◆ **What you will do**: Copy each line of the material below that includes the string "таких".

Source records
-- START --

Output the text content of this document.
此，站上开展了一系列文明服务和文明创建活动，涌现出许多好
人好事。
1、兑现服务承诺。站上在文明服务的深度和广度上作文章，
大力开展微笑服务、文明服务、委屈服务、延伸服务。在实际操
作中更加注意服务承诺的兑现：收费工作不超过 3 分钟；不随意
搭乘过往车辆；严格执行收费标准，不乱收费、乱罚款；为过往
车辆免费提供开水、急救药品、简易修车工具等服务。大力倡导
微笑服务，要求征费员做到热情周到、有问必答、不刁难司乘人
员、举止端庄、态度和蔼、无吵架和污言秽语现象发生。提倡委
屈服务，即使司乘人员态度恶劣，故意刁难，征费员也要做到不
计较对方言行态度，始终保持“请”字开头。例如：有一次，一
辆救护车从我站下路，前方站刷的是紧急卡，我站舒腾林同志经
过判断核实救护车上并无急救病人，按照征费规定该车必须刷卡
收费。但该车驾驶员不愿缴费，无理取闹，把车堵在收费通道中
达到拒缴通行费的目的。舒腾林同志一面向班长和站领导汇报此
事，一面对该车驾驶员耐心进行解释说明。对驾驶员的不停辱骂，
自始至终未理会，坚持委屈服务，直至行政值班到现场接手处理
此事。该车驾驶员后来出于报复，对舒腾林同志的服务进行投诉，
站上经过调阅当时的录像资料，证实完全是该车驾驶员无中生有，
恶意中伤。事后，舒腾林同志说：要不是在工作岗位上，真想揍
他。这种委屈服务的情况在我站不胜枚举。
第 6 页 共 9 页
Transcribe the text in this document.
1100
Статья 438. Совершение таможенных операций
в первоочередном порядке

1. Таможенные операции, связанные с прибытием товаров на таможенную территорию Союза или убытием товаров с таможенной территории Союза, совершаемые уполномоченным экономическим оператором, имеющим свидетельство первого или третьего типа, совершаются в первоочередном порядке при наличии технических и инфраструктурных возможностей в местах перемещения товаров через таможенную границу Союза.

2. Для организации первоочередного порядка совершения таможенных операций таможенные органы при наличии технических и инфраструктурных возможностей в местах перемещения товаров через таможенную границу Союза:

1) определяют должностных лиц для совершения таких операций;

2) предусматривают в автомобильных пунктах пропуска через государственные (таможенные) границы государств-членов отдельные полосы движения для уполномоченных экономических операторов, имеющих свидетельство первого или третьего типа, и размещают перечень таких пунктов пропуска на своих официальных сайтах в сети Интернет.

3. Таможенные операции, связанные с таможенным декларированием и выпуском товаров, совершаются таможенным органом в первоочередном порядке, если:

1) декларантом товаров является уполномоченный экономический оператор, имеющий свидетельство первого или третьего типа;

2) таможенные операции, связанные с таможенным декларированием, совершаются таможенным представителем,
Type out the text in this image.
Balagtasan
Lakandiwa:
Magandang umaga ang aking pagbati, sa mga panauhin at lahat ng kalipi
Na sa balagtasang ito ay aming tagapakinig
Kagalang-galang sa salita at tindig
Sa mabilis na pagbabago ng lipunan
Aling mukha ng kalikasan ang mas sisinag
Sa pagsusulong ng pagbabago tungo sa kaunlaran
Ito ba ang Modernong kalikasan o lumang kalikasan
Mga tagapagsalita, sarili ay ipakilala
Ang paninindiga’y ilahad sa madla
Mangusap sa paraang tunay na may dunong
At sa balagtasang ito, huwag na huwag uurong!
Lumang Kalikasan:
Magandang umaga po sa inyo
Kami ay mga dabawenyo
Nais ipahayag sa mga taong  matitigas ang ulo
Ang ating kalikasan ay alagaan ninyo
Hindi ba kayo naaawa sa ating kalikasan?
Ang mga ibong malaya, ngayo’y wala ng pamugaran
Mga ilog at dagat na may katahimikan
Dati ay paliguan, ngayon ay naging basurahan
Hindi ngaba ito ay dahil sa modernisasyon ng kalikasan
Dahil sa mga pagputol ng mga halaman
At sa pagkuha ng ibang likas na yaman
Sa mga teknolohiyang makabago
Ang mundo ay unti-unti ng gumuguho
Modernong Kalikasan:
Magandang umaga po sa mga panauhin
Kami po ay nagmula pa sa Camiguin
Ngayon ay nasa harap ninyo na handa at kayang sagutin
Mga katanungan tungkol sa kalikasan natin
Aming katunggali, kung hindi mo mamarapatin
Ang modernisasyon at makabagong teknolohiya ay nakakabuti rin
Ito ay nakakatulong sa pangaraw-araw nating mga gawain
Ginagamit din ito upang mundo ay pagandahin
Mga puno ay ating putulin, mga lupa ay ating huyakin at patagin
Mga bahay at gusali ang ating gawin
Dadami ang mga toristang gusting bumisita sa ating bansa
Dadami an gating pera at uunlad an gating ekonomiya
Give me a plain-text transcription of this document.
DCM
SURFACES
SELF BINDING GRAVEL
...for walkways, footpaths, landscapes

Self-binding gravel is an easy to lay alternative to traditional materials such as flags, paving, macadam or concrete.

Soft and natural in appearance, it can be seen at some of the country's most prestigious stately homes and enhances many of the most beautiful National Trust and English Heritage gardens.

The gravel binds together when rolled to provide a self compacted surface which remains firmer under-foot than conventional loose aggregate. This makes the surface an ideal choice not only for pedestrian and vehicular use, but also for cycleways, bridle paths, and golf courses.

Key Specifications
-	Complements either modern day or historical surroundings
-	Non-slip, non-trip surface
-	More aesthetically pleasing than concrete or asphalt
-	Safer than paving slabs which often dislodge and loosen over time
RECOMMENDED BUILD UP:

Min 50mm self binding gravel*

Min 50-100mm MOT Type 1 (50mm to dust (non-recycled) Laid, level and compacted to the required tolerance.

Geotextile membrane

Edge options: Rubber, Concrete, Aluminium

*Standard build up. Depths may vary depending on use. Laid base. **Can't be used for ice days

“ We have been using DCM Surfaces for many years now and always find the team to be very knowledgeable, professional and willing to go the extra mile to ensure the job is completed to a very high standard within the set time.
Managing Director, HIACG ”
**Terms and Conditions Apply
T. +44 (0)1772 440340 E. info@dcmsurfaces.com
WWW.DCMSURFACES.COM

-- END --

◆ **Exercise answer**:
1) определяют должностных лиц для совершения таких операций;
2) предусматривают в автомобильных пунктах пропуска через государственные (таможенные) границы государств-членов отдельные полосы движения для уполномоченных экономических операторов, имеющих свидетельство первого или третьего типа, и размещают перечень таких пунктов пропуска на своих официальных сайтах в сети Интернет.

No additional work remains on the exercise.